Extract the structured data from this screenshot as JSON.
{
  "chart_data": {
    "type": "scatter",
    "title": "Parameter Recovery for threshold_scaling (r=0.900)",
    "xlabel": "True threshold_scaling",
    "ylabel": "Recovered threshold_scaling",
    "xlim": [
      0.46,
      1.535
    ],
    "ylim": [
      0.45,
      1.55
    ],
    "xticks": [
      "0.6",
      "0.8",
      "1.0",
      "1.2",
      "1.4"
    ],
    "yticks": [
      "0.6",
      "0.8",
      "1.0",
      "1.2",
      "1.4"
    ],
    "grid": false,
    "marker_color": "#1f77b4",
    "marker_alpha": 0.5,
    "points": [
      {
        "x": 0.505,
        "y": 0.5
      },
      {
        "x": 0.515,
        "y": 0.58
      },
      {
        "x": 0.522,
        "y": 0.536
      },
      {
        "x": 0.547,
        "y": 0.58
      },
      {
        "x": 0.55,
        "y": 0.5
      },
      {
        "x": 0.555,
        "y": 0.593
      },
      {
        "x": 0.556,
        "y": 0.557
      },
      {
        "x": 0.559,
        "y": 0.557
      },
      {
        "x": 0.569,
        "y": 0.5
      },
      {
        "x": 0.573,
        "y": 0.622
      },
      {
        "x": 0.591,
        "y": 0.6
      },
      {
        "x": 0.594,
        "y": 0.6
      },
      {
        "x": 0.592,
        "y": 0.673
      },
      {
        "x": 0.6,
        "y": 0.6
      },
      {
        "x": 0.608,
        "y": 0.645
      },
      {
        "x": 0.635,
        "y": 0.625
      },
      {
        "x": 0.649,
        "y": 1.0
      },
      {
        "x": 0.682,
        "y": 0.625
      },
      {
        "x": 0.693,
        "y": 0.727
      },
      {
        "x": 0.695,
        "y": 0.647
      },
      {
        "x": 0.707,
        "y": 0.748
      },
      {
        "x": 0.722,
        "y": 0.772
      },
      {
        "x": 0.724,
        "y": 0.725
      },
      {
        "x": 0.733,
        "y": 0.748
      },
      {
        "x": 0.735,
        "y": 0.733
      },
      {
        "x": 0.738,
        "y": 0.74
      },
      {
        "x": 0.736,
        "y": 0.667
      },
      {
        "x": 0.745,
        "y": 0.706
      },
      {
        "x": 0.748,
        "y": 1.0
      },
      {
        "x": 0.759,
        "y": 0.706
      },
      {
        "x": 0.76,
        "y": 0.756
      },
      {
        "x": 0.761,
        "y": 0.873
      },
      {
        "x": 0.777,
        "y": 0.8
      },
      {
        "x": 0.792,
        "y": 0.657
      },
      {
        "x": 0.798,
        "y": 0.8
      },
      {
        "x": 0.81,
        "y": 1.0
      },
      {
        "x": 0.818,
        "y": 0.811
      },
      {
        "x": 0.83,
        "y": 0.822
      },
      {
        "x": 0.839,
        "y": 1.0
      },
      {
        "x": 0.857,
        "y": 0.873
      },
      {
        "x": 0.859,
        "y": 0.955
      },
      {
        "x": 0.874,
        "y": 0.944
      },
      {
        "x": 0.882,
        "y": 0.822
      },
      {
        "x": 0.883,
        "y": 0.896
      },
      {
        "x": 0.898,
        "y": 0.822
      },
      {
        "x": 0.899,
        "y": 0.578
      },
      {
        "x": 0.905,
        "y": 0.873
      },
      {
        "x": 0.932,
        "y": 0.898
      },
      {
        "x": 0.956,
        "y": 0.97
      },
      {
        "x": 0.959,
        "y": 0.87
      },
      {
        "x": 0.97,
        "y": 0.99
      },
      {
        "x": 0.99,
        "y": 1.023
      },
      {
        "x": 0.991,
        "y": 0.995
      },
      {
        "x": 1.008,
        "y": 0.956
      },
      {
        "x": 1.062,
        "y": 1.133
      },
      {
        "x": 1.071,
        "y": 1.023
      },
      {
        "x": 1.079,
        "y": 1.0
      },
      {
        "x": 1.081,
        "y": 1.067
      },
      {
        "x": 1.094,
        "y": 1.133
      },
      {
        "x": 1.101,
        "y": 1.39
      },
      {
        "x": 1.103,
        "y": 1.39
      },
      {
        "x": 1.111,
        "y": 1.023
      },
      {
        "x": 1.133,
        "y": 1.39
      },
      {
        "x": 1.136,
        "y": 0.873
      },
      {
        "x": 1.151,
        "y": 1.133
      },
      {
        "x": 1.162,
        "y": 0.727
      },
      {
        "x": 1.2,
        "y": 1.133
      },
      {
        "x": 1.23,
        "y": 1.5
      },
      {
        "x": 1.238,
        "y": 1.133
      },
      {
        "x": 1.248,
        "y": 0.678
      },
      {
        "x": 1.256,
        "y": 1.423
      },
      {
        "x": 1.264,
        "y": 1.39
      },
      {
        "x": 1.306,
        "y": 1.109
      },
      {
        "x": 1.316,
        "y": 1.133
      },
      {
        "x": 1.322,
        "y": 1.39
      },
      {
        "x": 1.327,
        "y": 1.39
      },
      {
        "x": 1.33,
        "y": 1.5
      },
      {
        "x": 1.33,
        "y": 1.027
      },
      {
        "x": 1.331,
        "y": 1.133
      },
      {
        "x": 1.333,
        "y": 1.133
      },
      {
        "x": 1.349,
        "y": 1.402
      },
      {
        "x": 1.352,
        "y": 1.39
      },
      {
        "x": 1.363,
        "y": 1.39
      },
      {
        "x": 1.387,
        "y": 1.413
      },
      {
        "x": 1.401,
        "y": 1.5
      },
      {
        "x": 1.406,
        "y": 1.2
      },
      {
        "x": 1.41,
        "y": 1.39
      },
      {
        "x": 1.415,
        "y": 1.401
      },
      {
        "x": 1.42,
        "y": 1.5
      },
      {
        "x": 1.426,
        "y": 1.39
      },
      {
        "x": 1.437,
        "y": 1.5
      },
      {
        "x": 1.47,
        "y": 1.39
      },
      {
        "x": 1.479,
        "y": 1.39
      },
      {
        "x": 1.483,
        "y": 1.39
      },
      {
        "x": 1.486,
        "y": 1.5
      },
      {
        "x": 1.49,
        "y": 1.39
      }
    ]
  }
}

> [WHAT THIS TASK INVOLVES]:
In full and verbatim, repeat the records given above.

> [ANSWER TO THE TASK]:
Extract the structured data from this screenshot as JSON.
{
  "chart_data": {
    "type": "scatter",
    "title": "Parameter Recovery for threshold_scaling (r=0.900)",
    "xlabel": "True threshold_scaling",
    "ylabel": "Recovered threshold_scaling",
    "xlim": [
      0.46,
      1.535
    ],
    "ylim": [
      0.45,
      1.55
    ],
    "xticks": [
      "0.6",
      "0.8",
      "1.0",
      "1.2",
      "1.4"
    ],
    "yticks": [
      "0.6",
      "0.8",
      "1.0",
      "1.2",
      "1.4"
    ],
    "grid": false,
    "marker_color": "#1f77b4",
    "marker_alpha": 0.5,
    "points": [
      {
        "x": 0.505,
        "y": 0.5
      },
      {
        "x": 0.515,
        "y": 0.58
      },
      {
        "x": 0.522,
        "y": 0.536
      },
      {
        "x": 0.547,
        "y": 0.58
      },
      {
        "x": 0.55,
        "y": 0.5
      },
      {
        "x": 0.555,
        "y": 0.593
      },
      {
        "x": 0.556,
        "y": 0.557
      },
      {
        "x": 0.559,
        "y": 0.557
      },
      {
        "x": 0.569,
        "y": 0.5
      },
      {
        "x": 0.573,
        "y": 0.622
      },
      {
        "x": 0.591,
        "y": 0.6
      },
      {
        "x": 0.594,
        "y": 0.6
      },
      {
        "x": 0.592,
        "y": 0.673
      },
      {
        "x": 0.6,
        "y": 0.6
      },
      {
        "x": 0.608,
        "y": 0.645
      },
      {
        "x": 0.635,
        "y": 0.625
      },
      {
        "x": 0.649,
        "y": 1.0
      },
      {
        "x": 0.682,
        "y": 0.625
      },
      {
        "x": 0.693,
        "y": 0.727
      },
      {
        "x": 0.695,
        "y": 0.647
      },
      {
        "x": 0.707,
        "y": 0.748
      },
      {
        "x": 0.722,
        "y": 0.772
      },
      {
        "x": 0.724,
        "y": 0.725
      },
      {
        "x": 0.733,
        "y": 0.748
      },
      {
        "x": 0.735,
        "y": 0.733
      },
      {
        "x": 0.738,
        "y": 0.74
      },
      {
        "x": 0.736,
        "y": 0.667
      },
      {
        "x": 0.745,
        "y": 0.706
      },
      {
        "x": 0.748,
        "y": 1.0
      },
      {
        "x": 0.759,
        "y": 0.706
      },
      {
        "x": 0.76,
        "y": 0.756
      },
      {
        "x": 0.761,
        "y": 0.873
      },
      {
        "x": 0.777,
        "y": 0.8
      },
      {
        "x": 0.792,
        "y": 0.657
      },
      {
        "x": 0.798,
        "y": 0.8
      },
      {
        "x": 0.81,
        "y": 1.0
      },
      {
        "x": 0.818,
        "y": 0.811
      },
      {
        "x": 0.83,
        "y": 0.822
      },
      {
        "x": 0.839,
        "y": 1.0
      },
      {
        "x": 0.857,
        "y": 0.873
      },
      {
        "x": 0.859,
        "y": 0.955
      },
      {
        "x": 0.874,
        "y": 0.944
      },
      {
        "x": 0.882,
        "y": 0.822
      },
      {
        "x": 0.883,
        "y": 0.896
      },
      {
        "x": 0.898,
        "y": 0.822
      },
      {
        "x": 0.899,
        "y": 0.578
      },
      {
        "x": 0.905,
        "y": 0.873
      },
      {
        "x": 0.932,
        "y": 0.898
      },
      {
        "x": 0.956,
        "y": 0.97
      },
      {
        "x": 0.959,
        "y": 0.87
      },
      {
        "x": 0.97,
        "y": 0.99
      },
      {
        "x": 0.99,
        "y": 1.023
      },
      {
        "x": 0.991,
        "y": 0.995
      },
      {
        "x": 1.008,
        "y": 0.956
      },
      {
        "x": 1.062,
        "y": 1.133
      },
      {
        "x": 1.071,
        "y": 1.023
      },
      {
        "x": 1.079,
        "y": 1.0
      },
      {
        "x": 1.081,
        "y": 1.067
      },
      {
        "x": 1.094,
        "y": 1.133
      },
      {
        "x": 1.101,
        "y": 1.39
      },
      {
        "x": 1.103,
        "y": 1.39
      },
      {
        "x": 1.111,
        "y": 1.023
      },
      {
        "x": 1.133,
        "y": 1.39
      },
      {
        "x": 1.136,
        "y": 0.873
      },
      {
        "x": 1.151,
        "y": 1.133
      },
      {
        "x": 1.162,
        "y": 0.727
      },
      {
        "x": 1.2,
        "y": 1.133
      },
      {
        "x": 1.23,
        "y": 1.5
      },
      {
        "x": 1.238,
        "y": 1.133
      },
      {
        "x": 1.248,
        "y": 0.678
      },
      {
        "x": 1.256,
        "y": 1.423
      },
      {
        "x": 1.264,
        "y": 1.39
      },
      {
        "x": 1.306,
        "y": 1.109
      },
      {
        "x": 1.316,
        "y": 1.133
      },
      {
        "x": 1.322,
        "y": 1.39
      },
      {
        "x": 1.327,
        "y": 1.39
      },
      {
        "x": 1.33,
        "y": 1.5
      },
      {
        "x": 1.33,
        "y": 1.027
      },
      {
        "x": 1.331,
        "y": 1.133
      },
      {
        "x": 1.333,
        "y": 1.133
      },
      {
        "x": 1.349,
        "y": 1.402
      },
      {
        "x": 1.352,
        "y": 1.39
      },
      {
        "x": 1.363,
        "y": 1.39
      },
      {
        "x": 1.387,
        "y": 1.413
      },
      {
        "x": 1.401,
        "y": 1.5
      },
      {
        "x": 1.406,
        "y": 1.2
      },
      {
        "x": 1.41,
        "y": 1.39
      },
      {
        "x": 1.415,
        "y": 1.401
      },
      {
        "x": 1.42,
        "y": 1.5
      },
      {
        "x": 1.426,
        "y": 1.39
      },
      {
        "x": 1.437,
        "y": 1.5
      },
      {
        "x": 1.47,
        "y": 1.39
      },
      {
        "x": 1.479,
        "y": 1.39
      },
      {
        "x": 1.483,
        "y": 1.39
      },
      {
        "x": 1.486,
        "y": 1.5
      },
      {
        "x": 1.49,
        "y": 1.39
      }
    ]
  }
}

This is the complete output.